[ÉNONCÉ]
Répondez aux questions suivantes à partir de l'article sur Alex Beaupain.
1. Quel jour et dans quelle salle le concert a-t-il lieu ?
2. Quelle chanson de la setlist est une reprise, et de quel artiste ?
3. Quels producteurs électro ont travaillé sur le 6e album ?

[EXTRAIT DU TEXTE]
+ + + + + + +
En concert le jeudi 13 février au Botanique (Orangerie), Bruxelles. Infos : 02.218.37.32 www.botanique.be.
La setlist
Ektachrome
Grands soirs
Au ciel
Les sirènes
Sitôt
Pourquoi battait mon coeur ?
Vite
Tout tombe
Les voilà les voilà
Brooklyn Bridge
Beauté du geste
Je n’aime que toi
Avant la haine
Orlando
Cours camarade
Sur toute la ligne
Tombé pour la France (reprise, Etienne Daho)
Après moi le déluge
Tout le contraire de toi
Pas plus le jour que la nuit
LE CD
(Arts Libres, 30/10/2019)
Pas plus le jour que la nuit Alex Beaupain Chanson 1 CD Polydor/Universal
Attentats (“Les sirènes”, “Orlando”), migrants, climat et fin du monde (“Poussière lente”) : le nouvel album d’Alex Beaupain nous parle du monde tel qu’il va – mal. Si l’auteur, compositeur et interprète français de 45 ans élargit son horizon, il continue néanmoins à dessiner la géographie intérieure des sentiments – domaine où il excelle. Ses chansons d’amour, loin de rimer avec toujours, sont empreintes d’une mélancolie à foutre le bourdon que Beaupain a chevillée au corps. Et pourtant, on n’oppose aucune résistance pour se laisser échouer dans les bras de “ce bonheur d’être triste” comme Victor Hugo définissait cette humeur.
Autre ouverture notable sur ce 6e album : le travail de Superpoze et Sage, jeunes producteurs électro, qui colorent tout en nuances la trame musicale des dix titres.
BONUS
Premier ou second degré
"Je suis transparent dans mes chansons, je suis très premier degré. J’essaie de faire en sorte qu’elles soient bien écrites, le plus simplement possible. Mais il n’y a pas de sens caché. J’y ai toujours été attentif, même si j’adore les chansons sibyllines ou mystérieuses, comme celles de Bashung ou de Jean-Louis Murat. Y’a des tonnes de chansons où je ne comprends absolument pas ce que ça raconte, mais elles me touchent profondément."
+ + + + + + +
[LIGNES]
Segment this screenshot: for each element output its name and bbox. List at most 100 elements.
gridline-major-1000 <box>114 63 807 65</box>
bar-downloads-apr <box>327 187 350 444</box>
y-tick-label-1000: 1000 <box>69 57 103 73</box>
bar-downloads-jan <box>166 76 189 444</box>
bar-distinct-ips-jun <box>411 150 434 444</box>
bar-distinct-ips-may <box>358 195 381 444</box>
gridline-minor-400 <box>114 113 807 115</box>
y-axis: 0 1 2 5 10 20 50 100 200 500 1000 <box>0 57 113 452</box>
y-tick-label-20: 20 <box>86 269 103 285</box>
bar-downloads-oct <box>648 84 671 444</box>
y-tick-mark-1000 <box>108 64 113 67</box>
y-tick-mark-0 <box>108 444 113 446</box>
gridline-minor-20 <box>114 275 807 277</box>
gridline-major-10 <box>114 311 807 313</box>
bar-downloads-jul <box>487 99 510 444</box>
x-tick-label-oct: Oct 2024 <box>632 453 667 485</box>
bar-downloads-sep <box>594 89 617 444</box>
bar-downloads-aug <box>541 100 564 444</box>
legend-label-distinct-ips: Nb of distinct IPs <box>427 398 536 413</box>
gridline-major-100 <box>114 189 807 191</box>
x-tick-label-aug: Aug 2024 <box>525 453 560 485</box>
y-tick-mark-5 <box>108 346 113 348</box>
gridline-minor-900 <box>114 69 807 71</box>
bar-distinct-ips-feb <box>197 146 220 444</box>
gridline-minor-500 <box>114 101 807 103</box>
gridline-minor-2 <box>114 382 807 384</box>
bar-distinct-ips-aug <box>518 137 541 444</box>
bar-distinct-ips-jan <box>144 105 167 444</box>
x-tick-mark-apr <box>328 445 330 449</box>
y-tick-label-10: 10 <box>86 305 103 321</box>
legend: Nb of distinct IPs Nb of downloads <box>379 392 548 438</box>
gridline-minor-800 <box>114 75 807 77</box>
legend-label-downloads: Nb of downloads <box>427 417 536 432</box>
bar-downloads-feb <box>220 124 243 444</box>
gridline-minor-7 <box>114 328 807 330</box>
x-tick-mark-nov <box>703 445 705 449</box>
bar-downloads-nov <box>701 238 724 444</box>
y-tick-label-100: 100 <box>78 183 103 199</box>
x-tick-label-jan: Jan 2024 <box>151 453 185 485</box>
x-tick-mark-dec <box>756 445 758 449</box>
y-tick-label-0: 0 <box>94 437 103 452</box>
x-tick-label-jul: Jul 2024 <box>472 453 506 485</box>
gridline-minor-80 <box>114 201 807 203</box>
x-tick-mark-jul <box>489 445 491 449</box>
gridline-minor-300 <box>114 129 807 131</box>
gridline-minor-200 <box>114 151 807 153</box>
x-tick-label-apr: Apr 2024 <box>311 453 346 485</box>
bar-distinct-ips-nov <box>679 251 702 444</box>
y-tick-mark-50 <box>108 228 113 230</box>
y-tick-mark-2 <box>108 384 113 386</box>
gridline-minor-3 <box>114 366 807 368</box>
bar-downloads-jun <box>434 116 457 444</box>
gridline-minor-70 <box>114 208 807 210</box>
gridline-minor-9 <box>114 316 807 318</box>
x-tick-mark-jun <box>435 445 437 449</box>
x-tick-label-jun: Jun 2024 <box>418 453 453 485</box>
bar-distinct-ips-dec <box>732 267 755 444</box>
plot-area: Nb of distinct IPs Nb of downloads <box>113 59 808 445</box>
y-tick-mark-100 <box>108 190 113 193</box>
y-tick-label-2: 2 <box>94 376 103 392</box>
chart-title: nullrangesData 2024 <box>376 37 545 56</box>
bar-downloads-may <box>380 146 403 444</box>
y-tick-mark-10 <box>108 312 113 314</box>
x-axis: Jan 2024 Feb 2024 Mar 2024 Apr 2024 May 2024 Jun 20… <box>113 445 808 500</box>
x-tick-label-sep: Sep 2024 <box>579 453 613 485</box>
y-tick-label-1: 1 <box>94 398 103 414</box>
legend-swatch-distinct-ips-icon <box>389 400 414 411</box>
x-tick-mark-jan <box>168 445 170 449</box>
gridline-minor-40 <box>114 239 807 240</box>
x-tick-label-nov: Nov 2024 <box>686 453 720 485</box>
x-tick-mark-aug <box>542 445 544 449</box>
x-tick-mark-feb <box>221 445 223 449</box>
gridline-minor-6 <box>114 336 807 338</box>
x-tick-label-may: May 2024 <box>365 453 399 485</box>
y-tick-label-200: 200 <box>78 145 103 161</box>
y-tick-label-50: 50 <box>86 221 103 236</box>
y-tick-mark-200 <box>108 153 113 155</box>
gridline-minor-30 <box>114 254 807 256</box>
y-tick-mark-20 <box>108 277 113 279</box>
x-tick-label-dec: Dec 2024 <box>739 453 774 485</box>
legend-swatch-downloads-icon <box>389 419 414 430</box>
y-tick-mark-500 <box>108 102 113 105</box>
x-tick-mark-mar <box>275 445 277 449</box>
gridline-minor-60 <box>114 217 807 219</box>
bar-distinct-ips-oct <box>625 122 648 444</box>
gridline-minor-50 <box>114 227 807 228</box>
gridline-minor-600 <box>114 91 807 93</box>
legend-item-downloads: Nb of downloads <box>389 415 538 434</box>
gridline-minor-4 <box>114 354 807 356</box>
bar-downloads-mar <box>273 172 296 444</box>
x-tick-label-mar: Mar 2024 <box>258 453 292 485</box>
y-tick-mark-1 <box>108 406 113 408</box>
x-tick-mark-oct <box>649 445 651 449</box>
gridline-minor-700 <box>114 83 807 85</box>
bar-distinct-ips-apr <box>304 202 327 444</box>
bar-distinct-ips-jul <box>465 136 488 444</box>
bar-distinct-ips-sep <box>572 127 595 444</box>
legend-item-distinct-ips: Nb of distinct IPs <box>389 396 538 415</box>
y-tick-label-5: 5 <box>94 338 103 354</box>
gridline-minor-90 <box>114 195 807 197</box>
+ + + + + + +
[RÉSULTAT]
1. Le jeudi 13 février, au Botanique (Orangerie), à Bruxelles.
2. « Tombé pour la France », une reprise d'Etienne Daho.
3. Superpoze et Sage.